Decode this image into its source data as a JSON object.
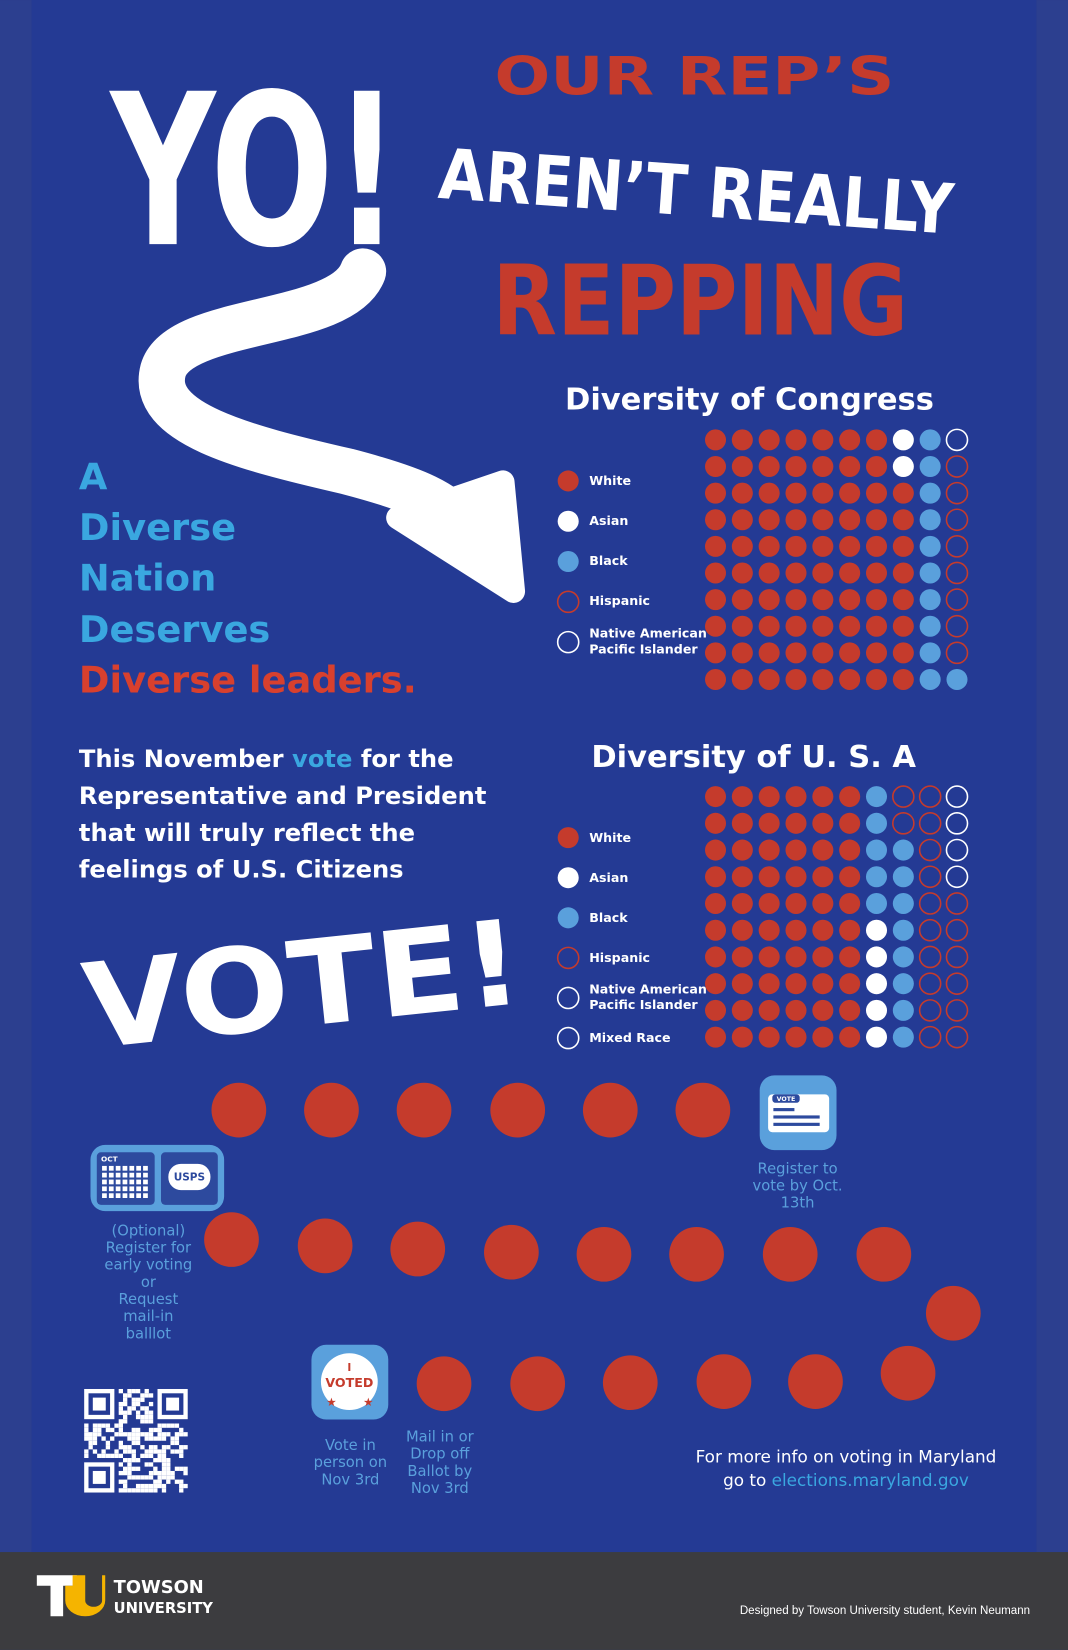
{
  "poster": {
    "yo": "YO!",
    "headline": [
      "OUR REP’S",
      "AREN’T REALLY",
      "REPPING"
    ],
    "tagline": [
      "A",
      "Diverse",
      "Nation",
      "Deserves",
      "Diverse leaders."
    ],
    "message": {
      "lead": "This November ",
      "highlight": "vote",
      "tail": " for the",
      "lines": [
        "Representative and President",
        "that will truly reflect the",
        "feelings of U.S. Citizens"
      ]
    },
    "call": "VOTE!",
    "steps": [
      {
        "icon": "VOTE",
        "caption": [
          "Register to",
          "vote by Oct.",
          "13th"
        ]
      },
      {
        "icons": [
          "OCT",
          "USPS"
        ],
        "caption": [
          "(Optional)",
          "Register for",
          "early voting",
          "or",
          "Request",
          "mail-in",
          "balllot"
        ]
      },
      {
        "icon": [
          "I",
          "VOTED"
        ],
        "caption": [
          "Vote in",
          "person on",
          "Nov 3rd"
        ]
      },
      {
        "caption": [
          "Mail in or",
          "Drop off",
          "Ballot by",
          "Nov 3rd"
        ]
      }
    ],
    "info": {
      "line1": "For more info on voting in Maryland",
      "lead": "go to ",
      "link": "elections.maryland.gov"
    },
    "footer": {
      "name": [
        "TOWSON",
        "UNIVERSITY"
      ],
      "credit": "Designed by Towson University student, Kevin Neumann"
    }
  },
  "chart_data": [
    {
      "type": "waffle",
      "title": "Diversity of Congress",
      "categories": [
        "White",
        "Asian",
        "Black",
        "Hispanic",
        "Native American Pacific Islander"
      ],
      "values": [
        78,
        2,
        11,
        8,
        1
      ],
      "colors": [
        "#c53b2c",
        "#ffffff",
        "#5aa0dc",
        "#c53b2c",
        "#ffffff"
      ],
      "styles": [
        "solid",
        "solid",
        "solid",
        "outline",
        "outline"
      ]
    },
    {
      "type": "waffle",
      "title": "Diversity of  U. S. A",
      "categories": [
        "White",
        "Asian",
        "Black",
        "Hispanic",
        "Native American Pacific Islander",
        "Mixed Race"
      ],
      "values": [
        60,
        5,
        13,
        18,
        2,
        2
      ],
      "colors": [
        "#c53b2c",
        "#ffffff",
        "#5aa0dc",
        "#c53b2c",
        "#ffffff",
        "#ffffff"
      ],
      "styles": [
        "solid",
        "solid",
        "solid",
        "outline",
        "outline",
        "outline"
      ]
    }
  ]
}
◇ ◇ ◇ ◇ ◇
▶ **Problem to solve**: Your task is to copy the entries in full and exactly, without any images.

▶ **Response**:
Decode this image into its source data as a JSON object.
{
  "poster": {
    "yo": "YO!",
    "headline": [
      "OUR REP’S",
      "AREN’T REALLY",
      "REPPING"
    ],
    "tagline": [
      "A",
      "Diverse",
      "Nation",
      "Deserves",
      "Diverse leaders."
    ],
    "message": {
      "lead": "This November ",
      "highlight": "vote",
      "tail": " for the",
      "lines": [
        "Representative and President",
        "that will truly reflect the",
        "feelings of U.S. Citizens"
      ]
    },
    "call": "VOTE!",
    "steps": [
      {
        "icon": "VOTE",
        "caption": [
          "Register to",
          "vote by Oct.",
          "13th"
        ]
      },
      {
        "icons": [
          "OCT",
          "USPS"
        ],
        "caption": [
          "(Optional)",
          "Register for",
          "early voting",
          "or",
          "Request",
          "mail-in",
          "balllot"
        ]
      },
      {
        "icon": [
          "I",
          "VOTED"
        ],
        "caption": [
          "Vote in",
          "person on",
          "Nov 3rd"
        ]
      },
      {
        "caption": [
          "Mail in or",
          "Drop off",
          "Ballot by",
          "Nov 3rd"
        ]
      }
    ],
    "info": {
      "line1": "For more info on voting in Maryland",
      "lead": "go to ",
      "link": "elections.maryland.gov"
    },
    "footer": {
      "name": [
        "TOWSON",
        "UNIVERSITY"
      ],
      "credit": "Designed by Towson University student, Kevin Neumann"
    }
  },
  "chart_data": [
    {
      "type": "waffle",
      "title": "Diversity of Congress",
      "categories": [
        "White",
        "Asian",
        "Black",
        "Hispanic",
        "Native American Pacific Islander"
      ],
      "values": [
        78,
        2,
        11,
        8,
        1
      ],
      "colors": [
        "#c53b2c",
        "#ffffff",
        "#5aa0dc",
        "#c53b2c",
        "#ffffff"
      ],
      "styles": [
        "solid",
        "solid",
        "solid",
        "outline",
        "outline"
      ]
    },
    {
      "type": "waffle",
      "title": "Diversity of  U. S. A",
      "categories": [
        "White",
        "Asian",
        "Black",
        "Hispanic",
        "Native American Pacific Islander",
        "Mixed Race"
      ],
      "values": [
        60,
        5,
        13,
        18,
        2,
        2
      ],
      "colors": [
        "#c53b2c",
        "#ffffff",
        "#5aa0dc",
        "#c53b2c",
        "#ffffff",
        "#ffffff"
      ],
      "styles": [
        "solid",
        "solid",
        "solid",
        "outline",
        "outline",
        "outline"
      ]
    }
  ]
}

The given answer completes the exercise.